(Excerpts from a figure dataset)
=======

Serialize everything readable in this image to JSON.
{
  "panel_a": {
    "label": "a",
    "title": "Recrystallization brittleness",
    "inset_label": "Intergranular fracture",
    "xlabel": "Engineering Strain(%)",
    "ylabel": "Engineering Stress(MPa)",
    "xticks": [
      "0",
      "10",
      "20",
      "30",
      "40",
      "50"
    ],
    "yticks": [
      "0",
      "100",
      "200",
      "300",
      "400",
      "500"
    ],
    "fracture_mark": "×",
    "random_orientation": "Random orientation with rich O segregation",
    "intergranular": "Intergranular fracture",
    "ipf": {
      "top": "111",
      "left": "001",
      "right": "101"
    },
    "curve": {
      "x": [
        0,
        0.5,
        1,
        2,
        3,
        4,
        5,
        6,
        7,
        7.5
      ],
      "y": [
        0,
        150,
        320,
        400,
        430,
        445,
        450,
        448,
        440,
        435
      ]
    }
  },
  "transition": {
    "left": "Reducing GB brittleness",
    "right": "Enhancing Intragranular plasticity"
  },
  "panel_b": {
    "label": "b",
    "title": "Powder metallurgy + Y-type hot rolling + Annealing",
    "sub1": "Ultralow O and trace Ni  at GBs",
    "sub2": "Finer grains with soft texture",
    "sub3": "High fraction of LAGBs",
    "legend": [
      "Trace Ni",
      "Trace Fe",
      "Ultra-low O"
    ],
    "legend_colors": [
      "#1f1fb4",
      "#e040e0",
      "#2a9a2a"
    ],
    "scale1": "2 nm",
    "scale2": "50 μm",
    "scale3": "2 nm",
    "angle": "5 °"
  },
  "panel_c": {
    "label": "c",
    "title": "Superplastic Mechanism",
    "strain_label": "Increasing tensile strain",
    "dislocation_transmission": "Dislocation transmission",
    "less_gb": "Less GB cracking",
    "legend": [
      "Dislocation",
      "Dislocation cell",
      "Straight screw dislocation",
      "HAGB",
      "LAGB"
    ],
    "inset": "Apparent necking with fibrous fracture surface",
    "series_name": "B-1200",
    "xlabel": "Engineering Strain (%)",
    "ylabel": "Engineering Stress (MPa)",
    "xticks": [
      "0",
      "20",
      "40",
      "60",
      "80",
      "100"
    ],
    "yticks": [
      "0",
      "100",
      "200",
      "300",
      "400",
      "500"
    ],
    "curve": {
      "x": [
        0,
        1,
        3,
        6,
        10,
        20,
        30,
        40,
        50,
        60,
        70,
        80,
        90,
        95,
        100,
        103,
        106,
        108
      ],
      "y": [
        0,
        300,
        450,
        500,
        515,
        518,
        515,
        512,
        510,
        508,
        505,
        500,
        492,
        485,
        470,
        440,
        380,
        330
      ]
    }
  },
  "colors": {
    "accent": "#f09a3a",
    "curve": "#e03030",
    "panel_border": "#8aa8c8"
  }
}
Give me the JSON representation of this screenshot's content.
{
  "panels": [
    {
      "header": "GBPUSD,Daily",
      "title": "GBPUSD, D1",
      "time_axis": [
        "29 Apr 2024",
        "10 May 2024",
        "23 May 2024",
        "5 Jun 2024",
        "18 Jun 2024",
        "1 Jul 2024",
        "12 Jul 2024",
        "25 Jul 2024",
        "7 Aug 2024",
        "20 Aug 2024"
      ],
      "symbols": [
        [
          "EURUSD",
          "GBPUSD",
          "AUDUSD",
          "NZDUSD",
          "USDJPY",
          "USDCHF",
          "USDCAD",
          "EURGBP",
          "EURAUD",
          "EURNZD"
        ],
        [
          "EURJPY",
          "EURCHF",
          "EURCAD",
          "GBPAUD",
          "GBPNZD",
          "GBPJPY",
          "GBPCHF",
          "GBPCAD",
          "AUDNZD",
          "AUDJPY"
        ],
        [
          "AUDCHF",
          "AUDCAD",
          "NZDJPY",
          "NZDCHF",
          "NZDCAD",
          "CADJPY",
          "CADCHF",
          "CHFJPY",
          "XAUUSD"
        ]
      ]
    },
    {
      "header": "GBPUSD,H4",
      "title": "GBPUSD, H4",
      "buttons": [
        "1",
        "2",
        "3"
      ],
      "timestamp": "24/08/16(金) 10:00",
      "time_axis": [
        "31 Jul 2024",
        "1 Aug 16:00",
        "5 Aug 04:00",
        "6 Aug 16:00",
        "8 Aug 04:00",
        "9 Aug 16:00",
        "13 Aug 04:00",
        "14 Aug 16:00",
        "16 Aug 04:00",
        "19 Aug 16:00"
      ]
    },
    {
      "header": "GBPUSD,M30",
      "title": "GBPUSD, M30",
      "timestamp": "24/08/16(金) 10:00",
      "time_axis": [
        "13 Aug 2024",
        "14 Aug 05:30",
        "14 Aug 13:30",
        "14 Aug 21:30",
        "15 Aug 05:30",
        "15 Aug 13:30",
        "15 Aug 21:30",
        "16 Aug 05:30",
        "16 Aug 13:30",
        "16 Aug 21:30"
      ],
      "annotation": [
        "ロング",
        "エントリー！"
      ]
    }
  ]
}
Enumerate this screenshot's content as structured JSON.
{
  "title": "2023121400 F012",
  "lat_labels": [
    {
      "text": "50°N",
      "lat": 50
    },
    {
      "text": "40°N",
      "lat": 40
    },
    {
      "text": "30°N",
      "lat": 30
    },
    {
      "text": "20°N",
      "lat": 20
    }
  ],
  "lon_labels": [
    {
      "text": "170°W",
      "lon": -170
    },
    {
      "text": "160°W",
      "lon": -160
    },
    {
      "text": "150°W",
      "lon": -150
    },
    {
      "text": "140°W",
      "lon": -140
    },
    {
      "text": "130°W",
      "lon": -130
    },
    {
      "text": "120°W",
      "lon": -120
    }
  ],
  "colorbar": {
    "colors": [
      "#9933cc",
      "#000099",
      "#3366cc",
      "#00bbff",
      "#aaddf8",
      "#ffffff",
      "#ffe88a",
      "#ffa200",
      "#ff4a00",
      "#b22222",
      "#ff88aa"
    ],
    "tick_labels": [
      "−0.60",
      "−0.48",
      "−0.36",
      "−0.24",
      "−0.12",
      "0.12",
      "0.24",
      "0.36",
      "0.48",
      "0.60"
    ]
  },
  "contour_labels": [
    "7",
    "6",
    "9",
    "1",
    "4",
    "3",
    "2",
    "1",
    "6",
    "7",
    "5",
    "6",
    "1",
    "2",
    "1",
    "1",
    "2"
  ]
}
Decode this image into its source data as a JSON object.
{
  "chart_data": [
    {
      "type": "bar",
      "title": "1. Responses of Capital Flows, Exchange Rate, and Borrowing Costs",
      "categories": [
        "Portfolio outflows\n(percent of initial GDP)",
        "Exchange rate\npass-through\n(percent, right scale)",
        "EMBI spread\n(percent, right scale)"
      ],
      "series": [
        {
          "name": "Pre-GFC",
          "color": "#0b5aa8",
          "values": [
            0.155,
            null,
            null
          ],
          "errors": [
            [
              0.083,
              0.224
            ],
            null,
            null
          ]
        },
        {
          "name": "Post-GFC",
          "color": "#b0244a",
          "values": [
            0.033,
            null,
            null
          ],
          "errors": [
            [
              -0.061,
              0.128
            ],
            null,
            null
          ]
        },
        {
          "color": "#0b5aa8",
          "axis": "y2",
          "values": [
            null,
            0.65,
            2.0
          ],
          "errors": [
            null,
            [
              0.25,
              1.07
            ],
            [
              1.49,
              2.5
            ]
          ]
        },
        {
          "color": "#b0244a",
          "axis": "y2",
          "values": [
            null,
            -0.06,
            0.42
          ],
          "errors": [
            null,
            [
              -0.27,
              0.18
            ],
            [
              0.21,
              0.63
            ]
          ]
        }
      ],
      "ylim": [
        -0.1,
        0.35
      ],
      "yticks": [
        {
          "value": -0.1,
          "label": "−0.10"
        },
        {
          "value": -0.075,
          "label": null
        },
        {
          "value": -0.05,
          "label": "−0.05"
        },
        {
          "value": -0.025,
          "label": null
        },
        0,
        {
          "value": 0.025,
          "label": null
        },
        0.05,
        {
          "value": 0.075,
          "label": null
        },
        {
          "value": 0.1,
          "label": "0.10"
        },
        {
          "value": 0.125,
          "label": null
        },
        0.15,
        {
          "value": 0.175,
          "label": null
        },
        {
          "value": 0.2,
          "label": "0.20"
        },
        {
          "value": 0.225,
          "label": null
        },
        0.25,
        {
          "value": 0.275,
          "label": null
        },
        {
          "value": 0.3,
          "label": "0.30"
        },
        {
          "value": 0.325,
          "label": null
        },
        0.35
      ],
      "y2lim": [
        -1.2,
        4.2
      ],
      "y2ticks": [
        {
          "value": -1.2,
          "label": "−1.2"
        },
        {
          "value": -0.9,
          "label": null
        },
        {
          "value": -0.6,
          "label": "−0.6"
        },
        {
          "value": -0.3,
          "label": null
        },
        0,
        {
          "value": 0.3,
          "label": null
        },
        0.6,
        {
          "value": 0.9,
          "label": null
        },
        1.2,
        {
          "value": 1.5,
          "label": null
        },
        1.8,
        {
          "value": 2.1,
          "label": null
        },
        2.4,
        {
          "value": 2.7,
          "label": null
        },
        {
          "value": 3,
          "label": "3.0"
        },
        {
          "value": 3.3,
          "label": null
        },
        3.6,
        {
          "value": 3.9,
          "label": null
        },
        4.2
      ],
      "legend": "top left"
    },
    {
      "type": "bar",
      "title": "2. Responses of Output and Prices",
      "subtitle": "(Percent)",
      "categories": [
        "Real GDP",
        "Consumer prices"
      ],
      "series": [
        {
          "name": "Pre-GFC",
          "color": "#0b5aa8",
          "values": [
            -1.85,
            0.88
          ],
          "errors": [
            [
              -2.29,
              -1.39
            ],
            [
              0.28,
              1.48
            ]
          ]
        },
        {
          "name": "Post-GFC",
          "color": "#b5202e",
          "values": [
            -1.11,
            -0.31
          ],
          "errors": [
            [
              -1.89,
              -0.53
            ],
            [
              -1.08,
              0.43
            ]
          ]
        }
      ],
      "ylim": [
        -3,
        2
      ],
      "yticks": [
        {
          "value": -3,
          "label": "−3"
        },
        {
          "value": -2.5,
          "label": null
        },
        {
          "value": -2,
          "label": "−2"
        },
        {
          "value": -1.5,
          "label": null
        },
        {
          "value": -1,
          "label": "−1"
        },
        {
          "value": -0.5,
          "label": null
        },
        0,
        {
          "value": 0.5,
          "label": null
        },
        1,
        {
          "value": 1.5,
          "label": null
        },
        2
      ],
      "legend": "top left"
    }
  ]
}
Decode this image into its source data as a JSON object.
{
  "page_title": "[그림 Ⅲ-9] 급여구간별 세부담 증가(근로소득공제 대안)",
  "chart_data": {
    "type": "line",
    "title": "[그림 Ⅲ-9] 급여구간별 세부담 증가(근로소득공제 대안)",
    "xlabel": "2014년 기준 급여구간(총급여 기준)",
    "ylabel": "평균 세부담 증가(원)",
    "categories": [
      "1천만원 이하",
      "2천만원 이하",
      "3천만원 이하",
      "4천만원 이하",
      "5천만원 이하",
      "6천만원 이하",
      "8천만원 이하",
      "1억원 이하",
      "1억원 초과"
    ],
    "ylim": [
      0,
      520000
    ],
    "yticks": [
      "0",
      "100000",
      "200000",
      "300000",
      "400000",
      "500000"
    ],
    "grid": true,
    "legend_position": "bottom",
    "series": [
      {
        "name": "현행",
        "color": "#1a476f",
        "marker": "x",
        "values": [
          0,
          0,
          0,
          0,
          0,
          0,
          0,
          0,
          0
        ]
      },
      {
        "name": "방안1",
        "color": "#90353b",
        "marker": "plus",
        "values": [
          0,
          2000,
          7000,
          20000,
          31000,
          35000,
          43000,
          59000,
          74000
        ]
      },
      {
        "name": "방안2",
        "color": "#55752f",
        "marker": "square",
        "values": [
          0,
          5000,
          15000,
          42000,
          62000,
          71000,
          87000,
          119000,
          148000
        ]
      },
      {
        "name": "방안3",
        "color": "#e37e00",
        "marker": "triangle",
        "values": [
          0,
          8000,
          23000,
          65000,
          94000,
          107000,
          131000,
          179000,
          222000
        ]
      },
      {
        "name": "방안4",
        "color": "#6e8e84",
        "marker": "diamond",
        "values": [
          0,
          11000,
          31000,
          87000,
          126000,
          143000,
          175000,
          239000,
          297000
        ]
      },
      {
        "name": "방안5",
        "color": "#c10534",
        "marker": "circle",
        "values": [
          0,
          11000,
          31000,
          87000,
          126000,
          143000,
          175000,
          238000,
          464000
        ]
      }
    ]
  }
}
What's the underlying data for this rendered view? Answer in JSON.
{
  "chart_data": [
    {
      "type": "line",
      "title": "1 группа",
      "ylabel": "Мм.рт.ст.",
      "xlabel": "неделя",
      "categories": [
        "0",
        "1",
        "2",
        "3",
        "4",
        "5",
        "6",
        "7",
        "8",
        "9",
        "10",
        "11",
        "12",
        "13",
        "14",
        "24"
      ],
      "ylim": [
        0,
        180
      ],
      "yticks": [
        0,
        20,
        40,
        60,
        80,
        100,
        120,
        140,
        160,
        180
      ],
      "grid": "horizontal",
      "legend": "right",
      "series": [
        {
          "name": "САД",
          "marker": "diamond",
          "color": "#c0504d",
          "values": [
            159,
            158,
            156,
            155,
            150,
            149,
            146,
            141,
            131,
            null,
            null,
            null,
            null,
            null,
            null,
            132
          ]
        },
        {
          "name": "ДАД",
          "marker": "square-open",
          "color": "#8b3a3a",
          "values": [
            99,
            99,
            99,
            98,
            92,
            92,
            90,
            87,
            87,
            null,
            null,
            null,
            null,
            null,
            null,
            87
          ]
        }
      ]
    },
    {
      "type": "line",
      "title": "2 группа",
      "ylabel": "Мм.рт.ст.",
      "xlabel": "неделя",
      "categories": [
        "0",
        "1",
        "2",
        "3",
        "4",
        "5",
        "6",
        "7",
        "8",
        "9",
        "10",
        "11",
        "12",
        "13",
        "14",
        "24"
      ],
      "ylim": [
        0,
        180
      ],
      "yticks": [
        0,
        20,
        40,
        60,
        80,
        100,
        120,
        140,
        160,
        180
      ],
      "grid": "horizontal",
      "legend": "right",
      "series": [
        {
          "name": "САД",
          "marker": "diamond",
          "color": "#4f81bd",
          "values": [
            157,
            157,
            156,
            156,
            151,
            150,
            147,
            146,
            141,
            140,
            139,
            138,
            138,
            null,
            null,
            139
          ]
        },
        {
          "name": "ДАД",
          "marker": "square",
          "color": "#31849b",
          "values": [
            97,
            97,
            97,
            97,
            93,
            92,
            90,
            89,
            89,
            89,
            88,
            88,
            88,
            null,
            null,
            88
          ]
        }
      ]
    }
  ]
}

=======

■ **Task brief**: Copy out every line from the material above in which the word "Engineering" appears.

■ **Correct answer**:
    "xlabel": "Engineering Strain(%)",
    "ylabel": "Engineering Stress(MPa)",
    "xlabel": "Engineering Strain (%)",
    "ylabel": "Engineering Stress (MPa)",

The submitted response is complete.